» **WRITTEN TASK**
Repeat the entire listing exactly.

» **DATA EXCERPTS**
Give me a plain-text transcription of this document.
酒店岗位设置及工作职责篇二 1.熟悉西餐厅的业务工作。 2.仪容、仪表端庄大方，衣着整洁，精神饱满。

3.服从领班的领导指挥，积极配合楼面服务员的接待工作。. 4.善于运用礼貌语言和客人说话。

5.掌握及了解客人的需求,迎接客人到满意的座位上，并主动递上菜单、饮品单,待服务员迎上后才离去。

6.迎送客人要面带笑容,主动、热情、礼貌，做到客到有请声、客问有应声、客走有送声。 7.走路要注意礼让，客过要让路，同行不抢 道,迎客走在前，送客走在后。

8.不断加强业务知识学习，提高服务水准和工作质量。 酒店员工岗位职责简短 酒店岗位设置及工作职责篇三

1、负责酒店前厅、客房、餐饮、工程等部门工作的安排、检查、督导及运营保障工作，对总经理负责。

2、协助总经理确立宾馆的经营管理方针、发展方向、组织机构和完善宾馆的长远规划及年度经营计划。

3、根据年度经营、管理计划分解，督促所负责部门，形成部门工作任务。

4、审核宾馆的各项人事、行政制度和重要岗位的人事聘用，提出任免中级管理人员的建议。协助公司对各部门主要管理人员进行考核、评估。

» **FULL ANSWER**
Give me a plain-text transcription of this document.
酒店岗位设置及工作职责篇二 1.熟悉西餐厅的业务工作。 2.仪容、仪表端庄大方，衣着整洁，精神饱满。

3.服从领班的领导指挥，积极配合楼面服务员的接待工作。. 4.善于运用礼貌语言和客人说话。

5.掌握及了解客人的需求,迎接客人到满意的座位上，并主动递上菜单、饮品单,待服务员迎上后才离去。

6.迎送客人要面带笑容,主动、热情、礼貌，做到客到有请声、客问有应声、客走有送声。 7.走路要注意礼让，客过要让路，同行不抢 道,迎客走在前，送客走在后。

8.不断加强业务知识学习，提高服务水准和工作质量。 酒店员工岗位职责简短 酒店岗位设置及工作职责篇三

1、负责酒店前厅、客房、餐饮、工程等部门工作的安排、检查、督导及运营保障工作，对总经理负责。

2、协助总经理确立宾馆的经营管理方针、发展方向、组织机构和完善宾馆的长远规划及年度经营计划。

3、根据年度经营、管理计划分解，督促所负责部门，形成部门工作任务。

4、审核宾馆的各项人事、行政制度和重要岗位的人事聘用，提出任免中级管理人员的建议。协助公司对各部门主要管理人员进行考核、评估。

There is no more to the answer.